* Start *

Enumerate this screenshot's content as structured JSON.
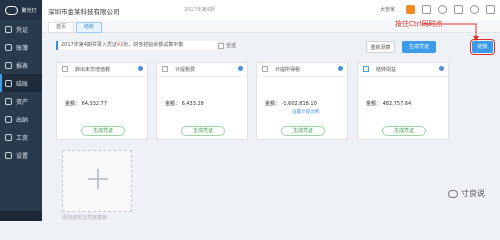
{
  "app": {
    "logo_text": "聚光灯"
  },
  "topbar": {
    "company": "深圳市金某科技有限公司",
    "period": "2017年第4期",
    "user": "大管家"
  },
  "sidebar": {
    "items": [
      {
        "label": "凭证"
      },
      {
        "label": "账簿"
      },
      {
        "label": "报表"
      },
      {
        "label": "结账"
      },
      {
        "label": "资产"
      },
      {
        "label": "出纳"
      },
      {
        "label": "工资"
      },
      {
        "label": "设置"
      }
    ]
  },
  "tabs": [
    {
      "label": "首页"
    },
    {
      "label": "结账"
    }
  ],
  "notice": {
    "prefix": "2017年第4期共录入凭证",
    "count": "42",
    "suffix": "张，财务初始余额试算平衡"
  },
  "check_all_label": "全选",
  "buttons": {
    "recalc": "重新测算",
    "generate": "生成凭证",
    "close": "结账"
  },
  "annotation": "按住Ctrl同时点",
  "cards": [
    {
      "title": "转出未交增值税",
      "amount": "金额：  64,332.77",
      "sub": "",
      "button": "生成凭证"
    },
    {
      "title": "计提税费",
      "amount": "金额：  6,433.28",
      "sub": "",
      "button": "生成凭证"
    },
    {
      "title": "计提所得税",
      "amount": "金额：  -1,602,818.10",
      "sub": "设置计提比例",
      "button": "生成凭证"
    },
    {
      "title": "结转损益",
      "amount": "金额：  482,757.64",
      "sub": "",
      "button": "生成凭证"
    }
  ],
  "add_template_label": "添加自定义凭证模板",
  "watermark": "寸良说"
}
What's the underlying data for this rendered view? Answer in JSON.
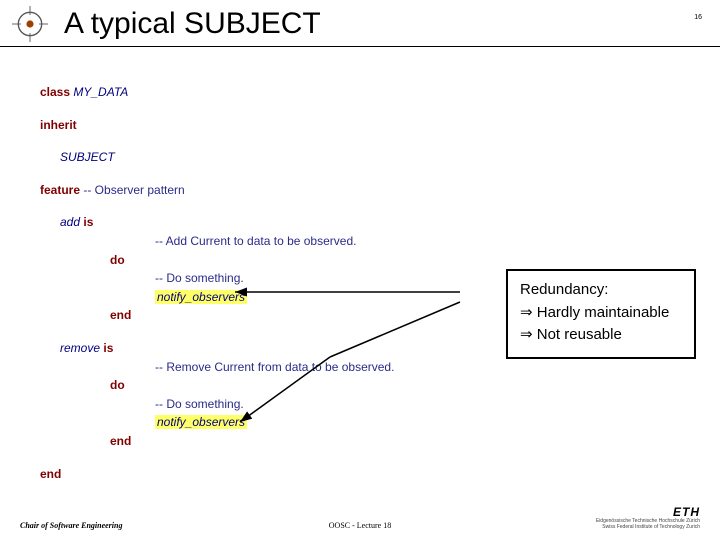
{
  "header": {
    "title": "A typical SUBJECT",
    "slide_number": "16"
  },
  "code": {
    "class_kw": "class",
    "class_name": "MY_DATA",
    "inherit_kw": "inherit",
    "parent": "SUBJECT",
    "feature_kw": "feature",
    "feature_cmt": "-- Observer pattern",
    "add_name": "add",
    "is_kw": "is",
    "add_cmt": "-- Add Current to data to be observed.",
    "do_kw": "do",
    "do_something": "-- Do something.",
    "notify": "notify_observers",
    "end_kw": "end",
    "remove_name": "remove",
    "remove_cmt": "-- Remove Current from data to be observed.",
    "final_end": "end"
  },
  "callout": {
    "title": "Redundancy",
    "colon": ":",
    "line1": "Hardly maintainable",
    "line2": "Not reusable",
    "arrow": "⇒"
  },
  "footer": {
    "left": "Chair of Software Engineering",
    "center": "OOSC - Lecture 18",
    "eth": "ETH",
    "ethsub1": "Eidgenössische Technische Hochschule Zürich",
    "ethsub2": "Swiss Federal Institute of Technology Zurich"
  }
}
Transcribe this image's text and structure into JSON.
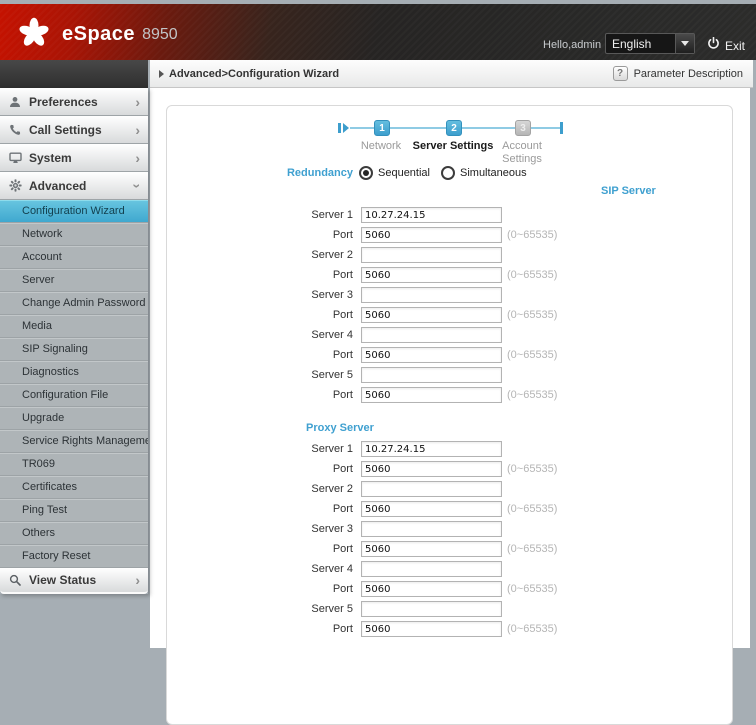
{
  "header": {
    "product": "eSpace",
    "model": "8950",
    "greeting": "Hello,admin",
    "language": "English",
    "exit_label": "Exit"
  },
  "breadcrumb": {
    "path": "Advanced>Configuration Wizard",
    "help": "?",
    "param_desc": "Parameter Description"
  },
  "sidebar": {
    "top_items": [
      {
        "label": "Preferences",
        "icon": "person-icon"
      },
      {
        "label": "Call Settings",
        "icon": "phone-icon"
      },
      {
        "label": "System",
        "icon": "monitor-icon"
      },
      {
        "label": "Advanced",
        "icon": "gear-icon"
      }
    ],
    "advanced_subitems": [
      "Configuration Wizard",
      "Network",
      "Account",
      "Server",
      "Change Admin Password",
      "Media",
      "SIP Signaling",
      "Diagnostics",
      "Configuration File",
      "Upgrade",
      "Service Rights Management",
      "TR069",
      "Certificates",
      "Ping Test",
      "Others",
      "Factory Reset"
    ],
    "selected_subitem": "Configuration Wizard",
    "bottom_item": {
      "label": "View Status",
      "icon": "magnifier-icon"
    }
  },
  "wizard": {
    "steps": [
      {
        "num": "1",
        "label": "Network",
        "state": "done"
      },
      {
        "num": "2",
        "label": "Server Settings",
        "state": "active"
      },
      {
        "num": "3",
        "label": "Account Settings",
        "state": "pending"
      }
    ]
  },
  "form": {
    "redundancy_label": "Redundancy",
    "radio_options": [
      {
        "label": "Sequential",
        "selected": true
      },
      {
        "label": "Simultaneous",
        "selected": false
      }
    ],
    "sip": {
      "title": "SIP Server",
      "rows": [
        {
          "label": "Server 1",
          "value": "10.27.24.15"
        },
        {
          "label": "Port",
          "value": "5060",
          "hint": "(0~65535)"
        },
        {
          "label": "Server 2",
          "value": ""
        },
        {
          "label": "Port",
          "value": "5060",
          "hint": "(0~65535)"
        },
        {
          "label": "Server 3",
          "value": ""
        },
        {
          "label": "Port",
          "value": "5060",
          "hint": "(0~65535)"
        },
        {
          "label": "Server 4",
          "value": ""
        },
        {
          "label": "Port",
          "value": "5060",
          "hint": "(0~65535)"
        },
        {
          "label": "Server 5",
          "value": ""
        },
        {
          "label": "Port",
          "value": "5060",
          "hint": "(0~65535)"
        }
      ]
    },
    "proxy": {
      "title": "Proxy Server",
      "rows": [
        {
          "label": "Server 1",
          "value": "10.27.24.15"
        },
        {
          "label": "Port",
          "value": "5060",
          "hint": "(0~65535)"
        },
        {
          "label": "Server 2",
          "value": ""
        },
        {
          "label": "Port",
          "value": "5060",
          "hint": "(0~65535)"
        },
        {
          "label": "Server 3",
          "value": ""
        },
        {
          "label": "Port",
          "value": "5060",
          "hint": "(0~65535)"
        },
        {
          "label": "Server 4",
          "value": ""
        },
        {
          "label": "Port",
          "value": "5060",
          "hint": "(0~65535)"
        },
        {
          "label": "Server 5",
          "value": ""
        },
        {
          "label": "Port",
          "value": "5060",
          "hint": "(0~65535)"
        }
      ]
    }
  },
  "colors": {
    "accent_blue": "#3fa0d0",
    "selected_item_top": "#69c6e0",
    "selected_item_bottom": "#3fa8cf",
    "header_red": "#c51200",
    "sidebar_sub_bg": "#aeb4b7"
  }
}
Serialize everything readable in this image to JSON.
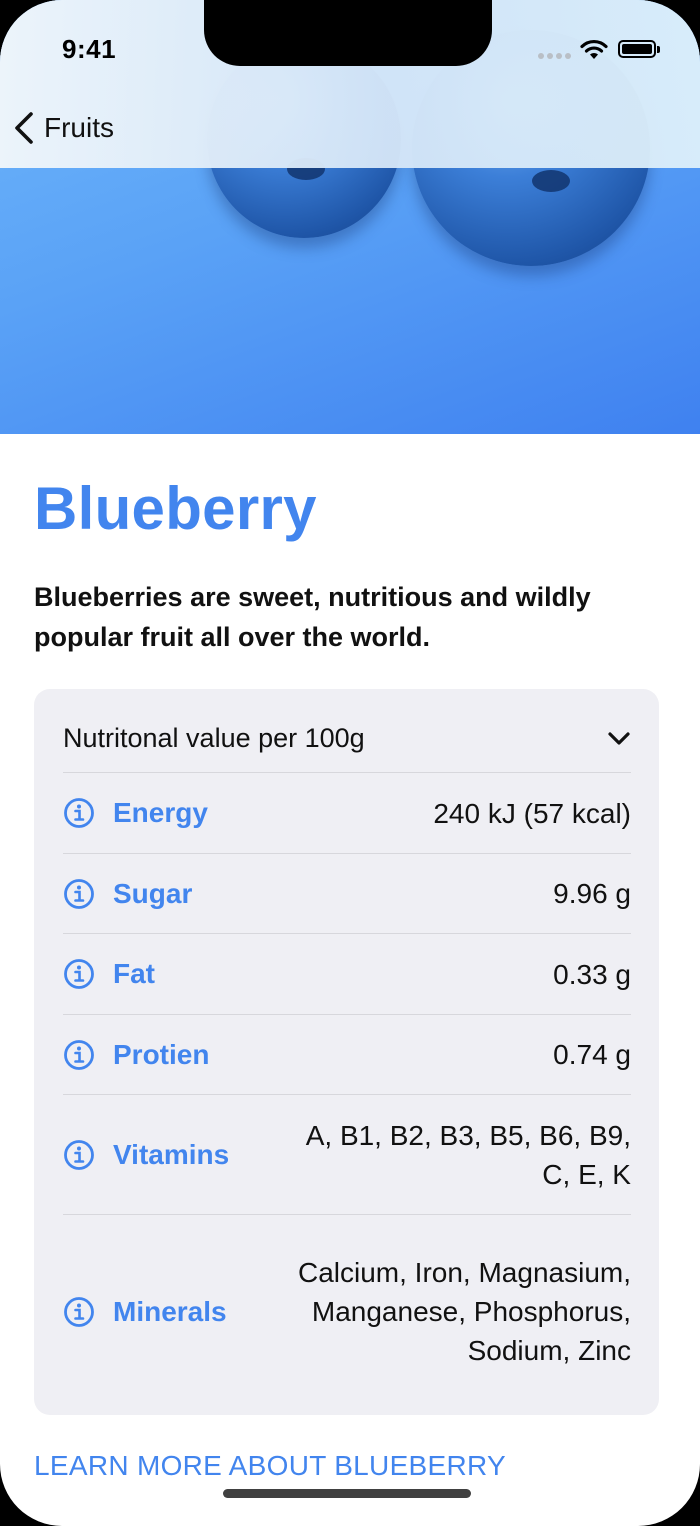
{
  "status_bar": {
    "time": "9:41"
  },
  "nav": {
    "back_label": "Fruits"
  },
  "fruit": {
    "title": "Blueberry",
    "headline": "Blueberries are sweet, nutritious and wildly popular fruit all over the world."
  },
  "nutrition": {
    "header": "Nutritonal value per 100g",
    "rows": [
      {
        "label": "Energy",
        "value": "240 kJ (57 kcal)"
      },
      {
        "label": "Sugar",
        "value": "9.96 g"
      },
      {
        "label": "Fat",
        "value": "0.33 g"
      },
      {
        "label": "Protien",
        "value": "0.74 g"
      },
      {
        "label": "Vitamins",
        "value": "A, B1, B2, B3, B5, B6, B9, C, E, K"
      },
      {
        "label": "Minerals",
        "value": "Calcium, Iron, Magnasium, Manganese, Phosphorus, Sodium, Zinc"
      }
    ]
  },
  "link": {
    "label": "LEARN MORE ABOUT BLUEBERRY"
  },
  "colors": {
    "accent": "#4285ee",
    "hero_gradient_start": "#6fb7fb",
    "hero_gradient_end": "#3f81f0",
    "card_background": "#efeff4"
  },
  "icons": {
    "back": "chevron-left-icon",
    "expand": "chevron-down-icon",
    "row": "info-circle-icon",
    "wifi": "wifi-icon",
    "signal": "cellular-signal-icon",
    "battery": "battery-icon"
  }
}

* End *

- _What to work on_: Pictures are excluded; output everything else in the data verbatim.

- _Answer_:
Enumerate this screenshot's content as structured JSON.
{
  "app": {
    "logo_text": "聚光灯"
  },
  "topbar": {
    "company": "深圳市金某科技有限公司",
    "period": "2017年第4期",
    "user": "大管家"
  },
  "sidebar": {
    "items": [
      {
        "label": "凭证"
      },
      {
        "label": "账簿"
      },
      {
        "label": "报表"
      },
      {
        "label": "结账"
      },
      {
        "label": "资产"
      },
      {
        "label": "出纳"
      },
      {
        "label": "工资"
      },
      {
        "label": "设置"
      }
    ]
  },
  "tabs": [
    {
      "label": "首页"
    },
    {
      "label": "结账"
    }
  ],
  "notice": {
    "prefix": "2017年第4期共录入凭证",
    "count": "42",
    "suffix": "张，财务初始余额试算平衡"
  },
  "check_all_label": "全选",
  "buttons": {
    "recalc": "重新测算",
    "generate": "生成凭证",
    "close": "结账"
  },
  "annotation": "按住Ctrl同时点",
  "cards": [
    {
      "title": "转出未交增值税",
      "amount": "金额：  64,332.77",
      "sub": "",
      "button": "生成凭证"
    },
    {
      "title": "计提税费",
      "amount": "金额：  6,433.28",
      "sub": "",
      "button": "生成凭证"
    },
    {
      "title": "计提所得税",
      "amount": "金额：  -1,602,818.10",
      "sub": "设置计提比例",
      "button": "生成凭证"
    },
    {
      "title": "结转损益",
      "amount": "金额：  482,757.64",
      "sub": "",
      "button": "生成凭证"
    }
  ],
  "add_template_label": "添加自定义凭证模板",
  "watermark": "寸良说"
}
What's the underlying data for this rendered view? Answer in JSON.
{
  "header": {
    "title": "A typical SUBJECT",
    "slide_number": "16"
  },
  "code": {
    "class_kw": "class",
    "class_name": "MY_DATA",
    "inherit_kw": "inherit",
    "parent": "SUBJECT",
    "feature_kw": "feature",
    "feature_cmt": "-- Observer pattern",
    "add_name": "add",
    "is_kw": "is",
    "add_cmt": "-- Add Current to data to be observed.",
    "do_kw": "do",
    "do_something": "-- Do something.",
    "notify": "notify_observers",
    "end_kw": "end",
    "remove_name": "remove",
    "remove_cmt": "-- Remove Current from data to be observed.",
    "final_end": "end"
  },
  "callout": {
    "title": "Redundancy",
    "colon": ":",
    "line1": "Hardly maintainable",
    "line2": "Not reusable",
    "arrow": "⇒"
  },
  "footer": {
    "left": "Chair of Software Engineering",
    "center": "OOSC - Lecture 18",
    "eth": "ETH",
    "ethsub1": "Eidgenössische Technische Hochschule Zürich",
    "ethsub2": "Swiss Federal Institute of Technology Zurich"
  }
}
Transcribe this image's text and structure into JSON.
{
  "header": {
    "product": "eSpace",
    "model": "8950",
    "greeting": "Hello,admin",
    "language": "English",
    "exit_label": "Exit"
  },
  "breadcrumb": {
    "path": "Advanced>Configuration Wizard",
    "help": "?",
    "param_desc": "Parameter Description"
  },
  "sidebar": {
    "top_items": [
      {
        "label": "Preferences",
        "icon": "person-icon"
      },
      {
        "label": "Call Settings",
        "icon": "phone-icon"
      },
      {
        "label": "System",
        "icon": "monitor-icon"
      },
      {
        "label": "Advanced",
        "icon": "gear-icon"
      }
    ],
    "advanced_subitems": [
      "Configuration Wizard",
      "Network",
      "Account",
      "Server",
      "Change Admin Password",
      "Media",
      "SIP Signaling",
      "Diagnostics",
      "Configuration File",
      "Upgrade",
      "Service Rights Management",
      "TR069",
      "Certificates",
      "Ping Test",
      "Others",
      "Factory Reset"
    ],
    "selected_subitem": "Configuration Wizard",
    "bottom_item": {
      "label": "View Status",
      "icon": "magnifier-icon"
    }
  },
  "wizard": {
    "steps": [
      {
        "num": "1",
        "label": "Network",
        "state": "done"
      },
      {
        "num": "2",
        "label": "Server Settings",
        "state": "active"
      },
      {
        "num": "3",
        "label": "Account Settings",
        "state": "pending"
      }
    ]
  },
  "form": {
    "redundancy_label": "Redundancy",
    "radio_options": [
      {
        "label": "Sequential",
        "selected": true
      },
      {
        "label": "Simultaneous",
        "selected": false
      }
    ],
    "sip": {
      "title": "SIP Server",
      "rows": [
        {
          "label": "Server 1",
          "value": "10.27.24.15"
        },
        {
          "label": "Port",
          "value": "5060",
          "hint": "(0~65535)"
        },
        {
          "label": "Server 2",
          "value": ""
        },
        {
          "label": "Port",
          "value": "5060",
          "hint": "(0~65535)"
        },
        {
          "label": "Server 3",
          "value": ""
        },
        {
          "label": "Port",
          "value": "5060",
          "hint": "(0~65535)"
        },
        {
          "label": "Server 4",
          "value": ""
        },
        {
          "label": "Port",
          "value": "5060",
          "hint": "(0~65535)"
        },
        {
          "label": "Server 5",
          "value": ""
        },
        {
          "label": "Port",
          "value": "5060",
          "hint": "(0~65535)"
        }
      ]
    },
    "proxy": {
      "title": "Proxy Server",
      "rows": [
        {
          "label": "Server 1",
          "value": "10.27.24.15"
        },
        {
          "label": "Port",
          "value": "5060",
          "hint": "(0~65535)"
        },
        {
          "label": "Server 2",
          "value": ""
        },
        {
          "label": "Port",
          "value": "5060",
          "hint": "(0~65535)"
        },
        {
          "label": "Server 3",
          "value": ""
        },
        {
          "label": "Port",
          "value": "5060",
          "hint": "(0~65535)"
        },
        {
          "label": "Server 4",
          "value": ""
        },
        {
          "label": "Port",
          "value": "5060",
          "hint": "(0~65535)"
        },
        {
          "label": "Server 5",
          "value": ""
        },
        {
          "label": "Port",
          "value": "5060",
          "hint": "(0~65535)"
        }
      ]
    }
  },
  "colors": {
    "accent_blue": "#3fa0d0",
    "selected_item_top": "#69c6e0",
    "selected_item_bottom": "#3fa8cf",
    "header_red": "#c51200",
    "sidebar_sub_bg": "#aeb4b7"
  }
}
Serialize everything readable in this image to JSON.
{
  "status_bar": {
    "time": "9:41"
  },
  "nav": {
    "back_label": "Fruits"
  },
  "fruit": {
    "title": "Blueberry",
    "headline": "Blueberries are sweet, nutritious and wildly popular fruit all over the world."
  },
  "nutrition": {
    "header": "Nutritonal value per 100g",
    "rows": [
      {
        "label": "Energy",
        "value": "240 kJ (57 kcal)"
      },
      {
        "label": "Sugar",
        "value": "9.96 g"
      },
      {
        "label": "Fat",
        "value": "0.33 g"
      },
      {
        "label": "Protien",
        "value": "0.74 g"
      },
      {
        "label": "Vitamins",
        "value": "A, B1, B2, B3, B5, B6, B9, C, E, K"
      },
      {
        "label": "Minerals",
        "value": "Calcium, Iron, Magnasium, Manganese, Phosphorus, Sodium, Zinc"
      }
    ]
  },
  "link": {
    "label": "LEARN MORE ABOUT BLUEBERRY"
  },
  "colors": {
    "accent": "#4285ee",
    "hero_gradient_start": "#6fb7fb",
    "hero_gradient_end": "#3f81f0",
    "card_background": "#efeff4"
  },
  "icons": {
    "back": "chevron-left-icon",
    "expand": "chevron-down-icon",
    "row": "info-circle-icon",
    "wifi": "wifi-icon",
    "signal": "cellular-signal-icon",
    "battery": "battery-icon"
  }
}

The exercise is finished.